* _REQUIRED TASK_: Take every line from the listing below that includes "Peak" and copy it.
------------------------------------------------
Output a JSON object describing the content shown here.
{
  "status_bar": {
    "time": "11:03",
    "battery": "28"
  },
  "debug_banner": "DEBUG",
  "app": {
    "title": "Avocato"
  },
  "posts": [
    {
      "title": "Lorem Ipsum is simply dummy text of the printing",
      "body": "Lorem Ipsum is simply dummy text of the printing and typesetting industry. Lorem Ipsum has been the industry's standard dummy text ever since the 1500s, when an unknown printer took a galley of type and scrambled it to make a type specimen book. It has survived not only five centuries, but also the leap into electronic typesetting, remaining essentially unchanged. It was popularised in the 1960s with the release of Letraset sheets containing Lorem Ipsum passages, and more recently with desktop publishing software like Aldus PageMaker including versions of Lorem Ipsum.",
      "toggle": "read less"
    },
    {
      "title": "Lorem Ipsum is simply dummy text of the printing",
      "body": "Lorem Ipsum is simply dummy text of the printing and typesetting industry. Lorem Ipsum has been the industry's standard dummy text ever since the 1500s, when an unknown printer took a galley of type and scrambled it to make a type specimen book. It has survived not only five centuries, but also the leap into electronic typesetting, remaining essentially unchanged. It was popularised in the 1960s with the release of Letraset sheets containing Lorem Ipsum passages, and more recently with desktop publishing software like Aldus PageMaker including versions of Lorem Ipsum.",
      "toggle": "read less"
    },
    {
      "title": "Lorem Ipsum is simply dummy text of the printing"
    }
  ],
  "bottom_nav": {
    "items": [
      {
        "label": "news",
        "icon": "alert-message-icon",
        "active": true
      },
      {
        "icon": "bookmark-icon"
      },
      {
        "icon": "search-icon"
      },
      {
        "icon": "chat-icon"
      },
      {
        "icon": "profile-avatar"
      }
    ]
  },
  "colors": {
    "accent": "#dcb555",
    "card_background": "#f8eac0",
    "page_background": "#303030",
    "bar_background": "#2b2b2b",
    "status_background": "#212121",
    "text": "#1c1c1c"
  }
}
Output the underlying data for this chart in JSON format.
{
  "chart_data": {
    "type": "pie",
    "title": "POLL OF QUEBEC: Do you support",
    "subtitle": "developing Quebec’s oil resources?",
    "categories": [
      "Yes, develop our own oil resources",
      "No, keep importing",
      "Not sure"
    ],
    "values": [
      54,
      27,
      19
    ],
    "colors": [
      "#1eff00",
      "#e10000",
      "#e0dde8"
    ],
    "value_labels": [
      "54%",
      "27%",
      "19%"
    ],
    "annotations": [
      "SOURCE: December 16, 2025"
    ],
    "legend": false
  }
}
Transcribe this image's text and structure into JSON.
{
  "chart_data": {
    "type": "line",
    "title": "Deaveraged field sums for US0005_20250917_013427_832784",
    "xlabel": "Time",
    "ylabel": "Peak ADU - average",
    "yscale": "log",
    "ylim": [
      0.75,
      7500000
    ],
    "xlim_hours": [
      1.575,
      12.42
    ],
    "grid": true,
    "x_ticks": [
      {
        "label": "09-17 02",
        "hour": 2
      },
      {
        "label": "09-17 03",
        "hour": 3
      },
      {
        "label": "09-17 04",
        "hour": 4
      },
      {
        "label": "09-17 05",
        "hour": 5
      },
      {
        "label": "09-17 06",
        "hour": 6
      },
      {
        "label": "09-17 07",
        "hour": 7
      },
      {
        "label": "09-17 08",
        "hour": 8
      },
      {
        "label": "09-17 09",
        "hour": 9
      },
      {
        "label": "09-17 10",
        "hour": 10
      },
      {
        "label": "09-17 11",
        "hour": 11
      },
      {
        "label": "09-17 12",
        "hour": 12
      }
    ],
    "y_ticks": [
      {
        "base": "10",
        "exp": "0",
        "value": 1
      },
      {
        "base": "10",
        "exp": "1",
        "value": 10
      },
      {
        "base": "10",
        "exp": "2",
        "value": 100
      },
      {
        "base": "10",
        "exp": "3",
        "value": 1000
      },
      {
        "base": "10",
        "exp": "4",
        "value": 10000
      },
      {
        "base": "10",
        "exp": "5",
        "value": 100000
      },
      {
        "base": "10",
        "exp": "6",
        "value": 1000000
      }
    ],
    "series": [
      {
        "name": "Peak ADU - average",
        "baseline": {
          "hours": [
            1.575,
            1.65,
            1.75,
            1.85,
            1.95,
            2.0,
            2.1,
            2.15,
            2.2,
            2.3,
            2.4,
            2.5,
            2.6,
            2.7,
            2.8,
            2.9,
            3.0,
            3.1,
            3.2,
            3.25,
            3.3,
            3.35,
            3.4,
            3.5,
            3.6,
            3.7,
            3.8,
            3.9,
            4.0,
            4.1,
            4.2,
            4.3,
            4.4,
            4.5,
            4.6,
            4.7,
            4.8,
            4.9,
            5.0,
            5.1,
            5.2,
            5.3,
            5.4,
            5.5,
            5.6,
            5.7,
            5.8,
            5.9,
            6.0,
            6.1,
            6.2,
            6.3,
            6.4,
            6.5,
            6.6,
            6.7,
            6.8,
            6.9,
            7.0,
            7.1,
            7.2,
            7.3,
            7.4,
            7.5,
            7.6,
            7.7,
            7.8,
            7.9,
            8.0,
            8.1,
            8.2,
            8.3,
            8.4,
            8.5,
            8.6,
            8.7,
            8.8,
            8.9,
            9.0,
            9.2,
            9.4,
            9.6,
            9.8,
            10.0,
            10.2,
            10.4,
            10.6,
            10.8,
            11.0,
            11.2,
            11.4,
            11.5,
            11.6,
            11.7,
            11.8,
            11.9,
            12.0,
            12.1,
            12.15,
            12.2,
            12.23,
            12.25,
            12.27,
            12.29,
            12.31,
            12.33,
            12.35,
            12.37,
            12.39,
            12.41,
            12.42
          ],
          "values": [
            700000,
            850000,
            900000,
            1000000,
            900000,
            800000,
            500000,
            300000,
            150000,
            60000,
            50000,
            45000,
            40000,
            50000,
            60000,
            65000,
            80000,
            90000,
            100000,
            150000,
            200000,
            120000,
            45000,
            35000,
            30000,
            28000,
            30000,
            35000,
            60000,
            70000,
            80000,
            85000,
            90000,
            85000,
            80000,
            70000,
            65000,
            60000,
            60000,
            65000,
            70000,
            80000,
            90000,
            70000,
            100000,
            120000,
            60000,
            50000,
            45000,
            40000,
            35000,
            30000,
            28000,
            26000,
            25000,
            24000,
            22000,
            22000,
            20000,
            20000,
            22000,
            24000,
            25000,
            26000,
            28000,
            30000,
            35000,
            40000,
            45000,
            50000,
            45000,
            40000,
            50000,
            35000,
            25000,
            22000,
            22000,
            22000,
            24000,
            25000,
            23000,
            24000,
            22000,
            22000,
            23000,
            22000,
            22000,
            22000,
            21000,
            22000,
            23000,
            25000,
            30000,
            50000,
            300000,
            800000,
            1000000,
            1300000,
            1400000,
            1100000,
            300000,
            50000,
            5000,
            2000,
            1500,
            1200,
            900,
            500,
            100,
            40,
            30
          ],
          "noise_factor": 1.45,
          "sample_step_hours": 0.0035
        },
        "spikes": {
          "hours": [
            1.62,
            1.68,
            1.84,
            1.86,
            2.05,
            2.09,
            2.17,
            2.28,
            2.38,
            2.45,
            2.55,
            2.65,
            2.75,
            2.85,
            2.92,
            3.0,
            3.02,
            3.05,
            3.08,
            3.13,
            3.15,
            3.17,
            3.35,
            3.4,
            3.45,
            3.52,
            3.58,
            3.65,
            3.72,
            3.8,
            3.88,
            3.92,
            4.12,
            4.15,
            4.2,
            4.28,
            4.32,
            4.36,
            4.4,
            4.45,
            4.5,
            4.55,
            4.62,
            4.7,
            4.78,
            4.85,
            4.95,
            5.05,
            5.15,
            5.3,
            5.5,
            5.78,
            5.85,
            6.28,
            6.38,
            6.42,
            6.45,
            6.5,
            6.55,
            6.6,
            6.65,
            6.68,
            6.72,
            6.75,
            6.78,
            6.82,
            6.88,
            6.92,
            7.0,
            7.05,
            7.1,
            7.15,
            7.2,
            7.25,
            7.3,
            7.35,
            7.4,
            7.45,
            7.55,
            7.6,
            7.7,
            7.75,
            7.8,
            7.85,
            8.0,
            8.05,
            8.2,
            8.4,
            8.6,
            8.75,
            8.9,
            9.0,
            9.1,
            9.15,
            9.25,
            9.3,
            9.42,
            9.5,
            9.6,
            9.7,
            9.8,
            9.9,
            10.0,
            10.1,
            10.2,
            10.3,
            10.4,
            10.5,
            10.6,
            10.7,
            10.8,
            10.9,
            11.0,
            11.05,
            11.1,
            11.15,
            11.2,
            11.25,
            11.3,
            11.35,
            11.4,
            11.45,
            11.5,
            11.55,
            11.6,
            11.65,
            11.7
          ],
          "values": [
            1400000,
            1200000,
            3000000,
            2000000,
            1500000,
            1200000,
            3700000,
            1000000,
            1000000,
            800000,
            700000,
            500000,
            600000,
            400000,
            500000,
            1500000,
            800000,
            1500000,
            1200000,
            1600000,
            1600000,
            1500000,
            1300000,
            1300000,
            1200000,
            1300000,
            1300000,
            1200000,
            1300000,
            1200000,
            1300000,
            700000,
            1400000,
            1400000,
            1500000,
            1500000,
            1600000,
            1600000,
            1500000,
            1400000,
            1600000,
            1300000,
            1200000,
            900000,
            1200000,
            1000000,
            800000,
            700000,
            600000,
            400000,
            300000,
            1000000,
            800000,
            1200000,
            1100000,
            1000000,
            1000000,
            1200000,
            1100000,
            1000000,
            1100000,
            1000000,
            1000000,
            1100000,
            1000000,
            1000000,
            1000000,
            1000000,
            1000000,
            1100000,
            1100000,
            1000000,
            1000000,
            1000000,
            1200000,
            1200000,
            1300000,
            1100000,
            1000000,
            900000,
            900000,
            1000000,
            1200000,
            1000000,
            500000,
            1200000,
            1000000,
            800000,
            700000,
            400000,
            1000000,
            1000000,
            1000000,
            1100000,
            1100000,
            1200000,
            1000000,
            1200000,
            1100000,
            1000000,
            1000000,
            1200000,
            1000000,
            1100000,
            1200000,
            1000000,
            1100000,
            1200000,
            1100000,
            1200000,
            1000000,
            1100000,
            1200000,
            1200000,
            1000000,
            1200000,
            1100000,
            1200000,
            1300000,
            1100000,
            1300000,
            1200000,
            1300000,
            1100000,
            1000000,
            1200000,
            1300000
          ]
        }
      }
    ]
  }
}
------------------------------------------------
* _CORRECT OUTPUT_:
    "ylabel": "Peak ADU - average",
        "name": "Peak ADU - average",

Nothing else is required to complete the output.